WHAT IS BEING ASKED: Take the listing and print it in full, exactly as given.

+++ SUPPLIED MATERIAL +++

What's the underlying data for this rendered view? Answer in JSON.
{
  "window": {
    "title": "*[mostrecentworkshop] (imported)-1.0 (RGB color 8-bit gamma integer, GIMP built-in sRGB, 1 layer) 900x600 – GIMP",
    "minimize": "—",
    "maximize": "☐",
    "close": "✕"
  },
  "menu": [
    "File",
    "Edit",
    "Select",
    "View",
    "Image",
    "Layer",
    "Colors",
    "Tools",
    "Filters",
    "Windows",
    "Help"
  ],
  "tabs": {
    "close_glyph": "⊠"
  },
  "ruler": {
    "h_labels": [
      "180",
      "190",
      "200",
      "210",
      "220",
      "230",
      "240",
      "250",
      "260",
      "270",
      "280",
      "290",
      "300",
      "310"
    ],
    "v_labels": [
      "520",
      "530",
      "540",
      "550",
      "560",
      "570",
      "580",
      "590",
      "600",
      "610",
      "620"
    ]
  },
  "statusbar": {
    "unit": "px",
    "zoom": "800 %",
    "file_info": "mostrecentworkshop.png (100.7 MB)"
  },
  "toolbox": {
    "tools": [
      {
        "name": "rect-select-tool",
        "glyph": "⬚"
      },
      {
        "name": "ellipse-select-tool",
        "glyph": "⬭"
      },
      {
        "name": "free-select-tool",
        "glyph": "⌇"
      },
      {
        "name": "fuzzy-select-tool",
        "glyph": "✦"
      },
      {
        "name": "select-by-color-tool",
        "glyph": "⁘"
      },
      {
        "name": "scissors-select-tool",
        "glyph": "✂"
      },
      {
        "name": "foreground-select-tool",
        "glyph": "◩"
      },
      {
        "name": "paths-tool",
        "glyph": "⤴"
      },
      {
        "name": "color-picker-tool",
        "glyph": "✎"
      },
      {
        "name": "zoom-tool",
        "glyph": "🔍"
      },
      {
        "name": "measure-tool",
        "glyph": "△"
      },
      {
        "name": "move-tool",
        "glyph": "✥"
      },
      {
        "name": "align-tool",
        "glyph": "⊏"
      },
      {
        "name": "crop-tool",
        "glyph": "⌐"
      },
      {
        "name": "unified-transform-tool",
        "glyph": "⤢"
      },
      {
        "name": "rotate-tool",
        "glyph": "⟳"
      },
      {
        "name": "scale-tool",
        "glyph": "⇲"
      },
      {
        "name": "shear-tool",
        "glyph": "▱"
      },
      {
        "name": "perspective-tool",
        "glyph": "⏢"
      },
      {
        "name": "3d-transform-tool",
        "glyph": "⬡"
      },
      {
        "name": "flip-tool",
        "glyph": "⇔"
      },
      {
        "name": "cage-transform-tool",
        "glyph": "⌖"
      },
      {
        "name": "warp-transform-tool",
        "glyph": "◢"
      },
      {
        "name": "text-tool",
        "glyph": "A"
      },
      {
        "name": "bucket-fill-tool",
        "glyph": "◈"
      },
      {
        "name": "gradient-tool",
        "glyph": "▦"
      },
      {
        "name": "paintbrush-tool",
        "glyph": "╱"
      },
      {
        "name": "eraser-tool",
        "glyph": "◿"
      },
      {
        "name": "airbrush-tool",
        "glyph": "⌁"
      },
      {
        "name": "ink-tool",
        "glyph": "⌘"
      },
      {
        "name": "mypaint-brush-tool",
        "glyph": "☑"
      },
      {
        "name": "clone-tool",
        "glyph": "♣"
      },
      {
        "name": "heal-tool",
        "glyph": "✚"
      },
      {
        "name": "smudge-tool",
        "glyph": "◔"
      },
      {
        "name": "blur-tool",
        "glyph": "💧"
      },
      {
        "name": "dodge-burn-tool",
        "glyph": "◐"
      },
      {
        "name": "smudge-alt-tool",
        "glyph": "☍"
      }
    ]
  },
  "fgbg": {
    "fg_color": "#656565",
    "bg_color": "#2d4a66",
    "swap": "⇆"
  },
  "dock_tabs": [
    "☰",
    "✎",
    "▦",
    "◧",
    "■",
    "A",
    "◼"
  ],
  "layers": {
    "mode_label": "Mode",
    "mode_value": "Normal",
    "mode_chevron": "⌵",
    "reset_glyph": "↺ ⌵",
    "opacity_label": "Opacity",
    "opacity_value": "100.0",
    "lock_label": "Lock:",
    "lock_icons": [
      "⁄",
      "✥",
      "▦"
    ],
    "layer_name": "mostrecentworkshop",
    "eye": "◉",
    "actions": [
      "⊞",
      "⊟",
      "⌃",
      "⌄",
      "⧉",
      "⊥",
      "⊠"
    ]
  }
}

+++

FINISHED EXERCISE:
What's the underlying data for this rendered view? Answer in JSON.
{
  "window": {
    "title": "*[mostrecentworkshop] (imported)-1.0 (RGB color 8-bit gamma integer, GIMP built-in sRGB, 1 layer) 900x600 – GIMP",
    "minimize": "—",
    "maximize": "☐",
    "close": "✕"
  },
  "menu": [
    "File",
    "Edit",
    "Select",
    "View",
    "Image",
    "Layer",
    "Colors",
    "Tools",
    "Filters",
    "Windows",
    "Help"
  ],
  "tabs": {
    "close_glyph": "⊠"
  },
  "ruler": {
    "h_labels": [
      "180",
      "190",
      "200",
      "210",
      "220",
      "230",
      "240",
      "250",
      "260",
      "270",
      "280",
      "290",
      "300",
      "310"
    ],
    "v_labels": [
      "520",
      "530",
      "540",
      "550",
      "560",
      "570",
      "580",
      "590",
      "600",
      "610",
      "620"
    ]
  },
  "statusbar": {
    "unit": "px",
    "zoom": "800 %",
    "file_info": "mostrecentworkshop.png (100.7 MB)"
  },
  "toolbox": {
    "tools": [
      {
        "name": "rect-select-tool",
        "glyph": "⬚"
      },
      {
        "name": "ellipse-select-tool",
        "glyph": "⬭"
      },
      {
        "name": "free-select-tool",
        "glyph": "⌇"
      },
      {
        "name": "fuzzy-select-tool",
        "glyph": "✦"
      },
      {
        "name": "select-by-color-tool",
        "glyph": "⁘"
      },
      {
        "name": "scissors-select-tool",
        "glyph": "✂"
      },
      {
        "name": "foreground-select-tool",
        "glyph": "◩"
      },
      {
        "name": "paths-tool",
        "glyph": "⤴"
      },
      {
        "name": "color-picker-tool",
        "glyph": "✎"
      },
      {
        "name": "zoom-tool",
        "glyph": "🔍"
      },
      {
        "name": "measure-tool",
        "glyph": "△"
      },
      {
        "name": "move-tool",
        "glyph": "✥"
      },
      {
        "name": "align-tool",
        "glyph": "⊏"
      },
      {
        "name": "crop-tool",
        "glyph": "⌐"
      },
      {
        "name": "unified-transform-tool",
        "glyph": "⤢"
      },
      {
        "name": "rotate-tool",
        "glyph": "⟳"
      },
      {
        "name": "scale-tool",
        "glyph": "⇲"
      },
      {
        "name": "shear-tool",
        "glyph": "▱"
      },
      {
        "name": "perspective-tool",
        "glyph": "⏢"
      },
      {
        "name": "3d-transform-tool",
        "glyph": "⬡"
      },
      {
        "name": "flip-tool",
        "glyph": "⇔"
      },
      {
        "name": "cage-transform-tool",
        "glyph": "⌖"
      },
      {
        "name": "warp-transform-tool",
        "glyph": "◢"
      },
      {
        "name": "text-tool",
        "glyph": "A"
      },
      {
        "name": "bucket-fill-tool",
        "glyph": "◈"
      },
      {
        "name": "gradient-tool",
        "glyph": "▦"
      },
      {
        "name": "paintbrush-tool",
        "glyph": "╱"
      },
      {
        "name": "eraser-tool",
        "glyph": "◿"
      },
      {
        "name": "airbrush-tool",
        "glyph": "⌁"
      },
      {
        "name": "ink-tool",
        "glyph": "⌘"
      },
      {
        "name": "mypaint-brush-tool",
        "glyph": "☑"
      },
      {
        "name": "clone-tool",
        "glyph": "♣"
      },
      {
        "name": "heal-tool",
        "glyph": "✚"
      },
      {
        "name": "smudge-tool",
        "glyph": "◔"
      },
      {
        "name": "blur-tool",
        "glyph": "💧"
      },
      {
        "name": "dodge-burn-tool",
        "glyph": "◐"
      },
      {
        "name": "smudge-alt-tool",
        "glyph": "☍"
      }
    ]
  },
  "fgbg": {
    "fg_color": "#656565",
    "bg_color": "#2d4a66",
    "swap": "⇆"
  },
  "dock_tabs": [
    "☰",
    "✎",
    "▦",
    "◧",
    "■",
    "A",
    "◼"
  ],
  "layers": {
    "mode_label": "Mode",
    "mode_value": "Normal",
    "mode_chevron": "⌵",
    "reset_glyph": "↺ ⌵",
    "opacity_label": "Opacity",
    "opacity_value": "100.0",
    "lock_label": "Lock:",
    "lock_icons": [
      "⁄",
      "✥",
      "▦"
    ],
    "layer_name": "mostrecentworkshop",
    "eye": "◉",
    "actions": [
      "⊞",
      "⊟",
      "⌃",
      "⌄",
      "⧉",
      "⊥",
      "⊠"
    ]
  }
}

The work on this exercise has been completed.